* Begin Data provided *
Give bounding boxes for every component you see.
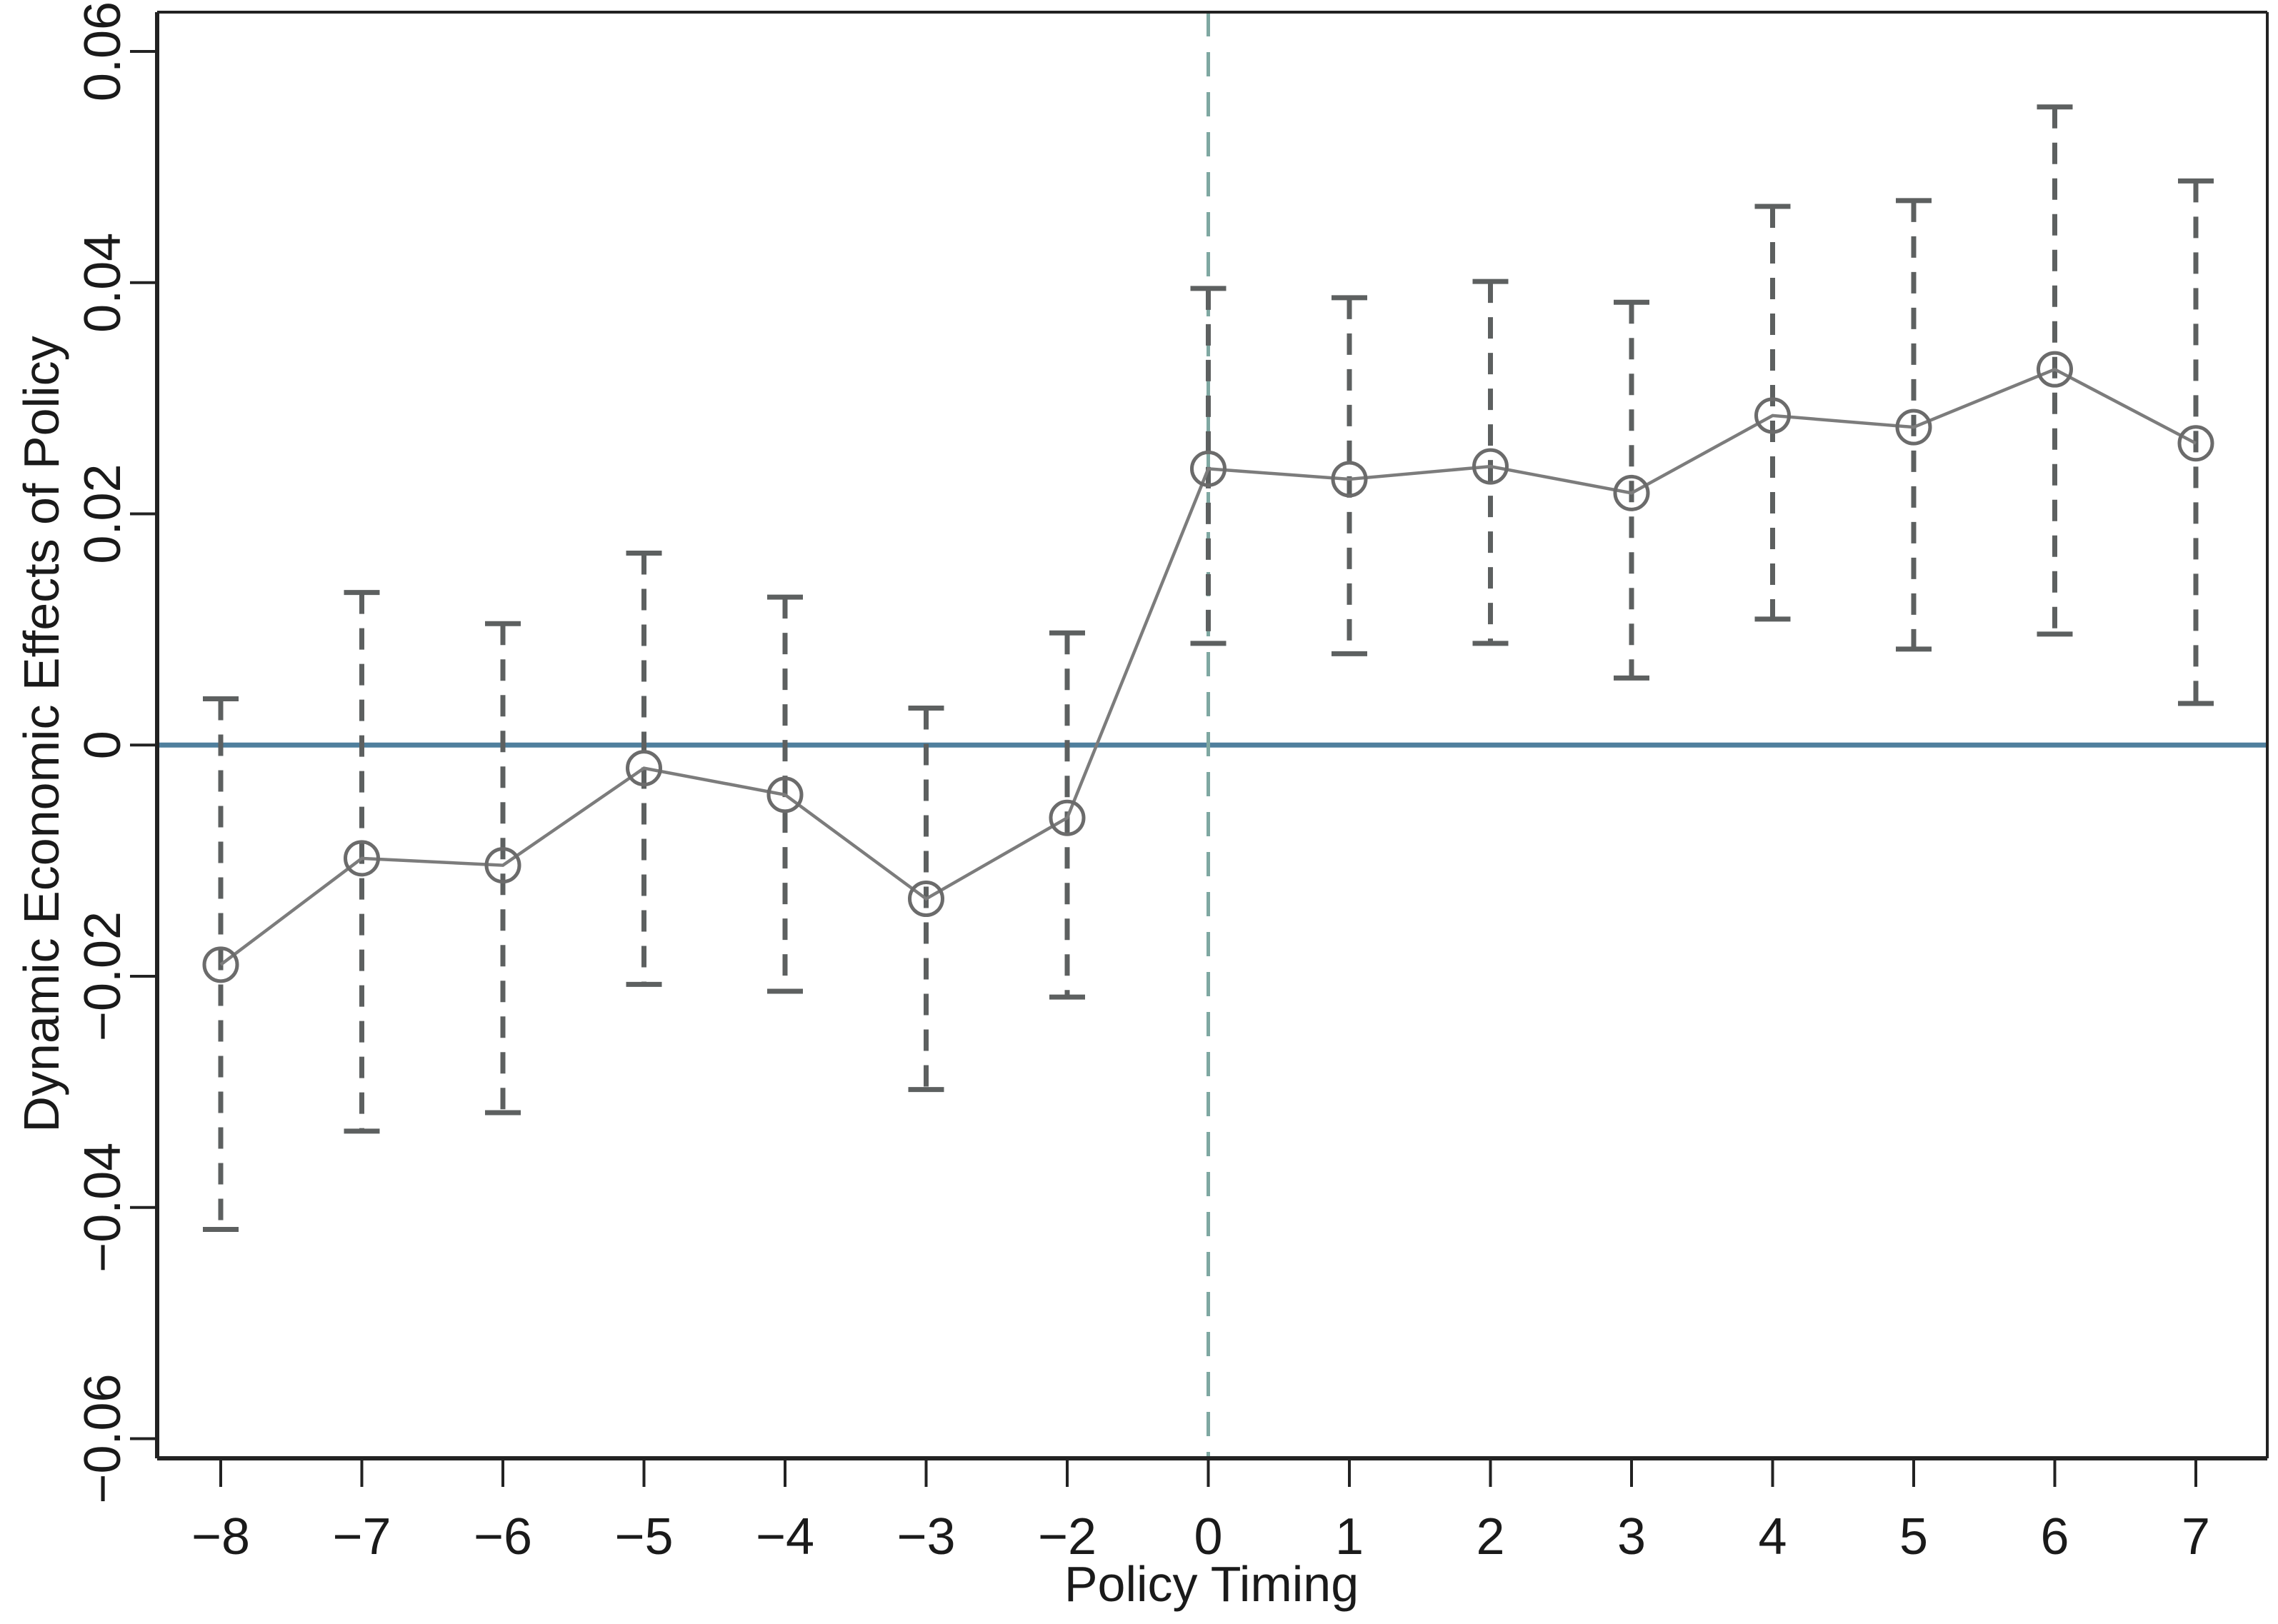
- data-point-marker: [1331, 461, 1368, 498]
- y-tick-label: 0.02: [74, 463, 131, 563]
- data-point-marker: [2037, 351, 2073, 388]
- x-tick-label: −3: [896, 1508, 955, 1565]
- x-tick-label: 6: [2040, 1508, 2069, 1565]
- x-tick-label: 4: [1758, 1508, 1787, 1565]
- x-axis-title: Policy Timing: [1064, 1556, 1359, 1612]
- y-tick-label: −0.06: [74, 1373, 131, 1503]
- data-point-marker: [484, 847, 521, 884]
- data-point-marker: [1472, 448, 1509, 485]
- data-point-marker: [626, 750, 662, 787]
- y-axis-title: Dynamic Economic Effects of Policy: [14, 336, 69, 1133]
- x-tick-label: 2: [1476, 1508, 1504, 1565]
- data-point-marker: [2177, 425, 2214, 462]
- data-point-marker: [1895, 408, 1932, 446]
- y-tick-label: 0: [74, 731, 131, 759]
- data-point-marker: [1190, 450, 1227, 487]
- x-tick-label: 3: [1617, 1508, 1646, 1565]
- x-tick-label: −7: [332, 1508, 391, 1565]
- data-point-marker: [202, 946, 239, 983]
- data-point-marker: [1049, 799, 1086, 836]
- y-tick-label: −0.02: [74, 911, 131, 1041]
- x-tick-label: 0: [1194, 1508, 1222, 1565]
- data-point-marker: [1754, 397, 1791, 434]
- x-tick-label: −2: [1038, 1508, 1096, 1565]
- data-point-marker: [766, 776, 804, 813]
- y-tick-label: 0.04: [74, 233, 131, 333]
- data-point-marker: [908, 881, 944, 918]
- x-tick-label: 7: [2182, 1508, 2210, 1565]
- x-tick-label: −8: [191, 1508, 250, 1565]
- series-line: [219, 367, 2197, 966]
- x-tick-label: 5: [1899, 1508, 1928, 1565]
- x-tick-label: −6: [474, 1508, 532, 1565]
- y-tick-label: −0.04: [74, 1143, 131, 1273]
- x-tick-label: 1: [1335, 1508, 1364, 1565]
- x-tick-label: −4: [756, 1508, 814, 1565]
- data-point-marker: [1613, 474, 1650, 511]
- x-tick-label: −5: [614, 1508, 673, 1565]
- data-point-marker: [344, 840, 380, 877]
- y-tick-label: 0.06: [74, 1, 131, 101]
* End Data provided *
## Exercise goal
Print the lines above again word for word, all of them, but leave out the picture.

## Task output
Give bounding boxes for every component you see.
- data-point-marker: [1331, 461, 1368, 498]
- y-tick-label: 0.02: [74, 463, 131, 563]
- data-point-marker: [2037, 351, 2073, 388]
- x-tick-label: −3: [896, 1508, 955, 1565]
- x-tick-label: 6: [2040, 1508, 2069, 1565]
- x-tick-label: 4: [1758, 1508, 1787, 1565]
- x-axis-title: Policy Timing: [1064, 1556, 1359, 1612]
- y-tick-label: −0.06: [74, 1373, 131, 1503]
- data-point-marker: [484, 847, 521, 884]
- data-point-marker: [1472, 448, 1509, 485]
- data-point-marker: [626, 750, 662, 787]
- y-axis-title: Dynamic Economic Effects of Policy: [14, 336, 69, 1133]
- x-tick-label: 2: [1476, 1508, 1504, 1565]
- data-point-marker: [2177, 425, 2214, 462]
- data-point-marker: [1895, 408, 1932, 446]
- y-tick-label: 0: [74, 731, 131, 759]
- data-point-marker: [1190, 450, 1227, 487]
- x-tick-label: 3: [1617, 1508, 1646, 1565]
- x-tick-label: −7: [332, 1508, 391, 1565]
- data-point-marker: [202, 946, 239, 983]
- data-point-marker: [1049, 799, 1086, 836]
- y-tick-label: −0.02: [74, 911, 131, 1041]
- x-tick-label: 0: [1194, 1508, 1222, 1565]
- data-point-marker: [1754, 397, 1791, 434]
- x-tick-label: −2: [1038, 1508, 1096, 1565]
- data-point-marker: [766, 776, 804, 813]
- y-tick-label: 0.04: [74, 233, 131, 333]
- data-point-marker: [908, 881, 944, 918]
- x-tick-label: 7: [2182, 1508, 2210, 1565]
- x-tick-label: −8: [191, 1508, 250, 1565]
- series-line: [219, 367, 2197, 966]
- x-tick-label: 5: [1899, 1508, 1928, 1565]
- x-tick-label: −6: [474, 1508, 532, 1565]
- y-tick-label: −0.04: [74, 1143, 131, 1273]
- x-tick-label: 1: [1335, 1508, 1364, 1565]
- x-tick-label: −4: [756, 1508, 814, 1565]
- data-point-marker: [1613, 474, 1650, 511]
- x-tick-label: −5: [614, 1508, 673, 1565]
- data-point-marker: [344, 840, 380, 877]
- y-tick-label: 0.06: [74, 1, 131, 101]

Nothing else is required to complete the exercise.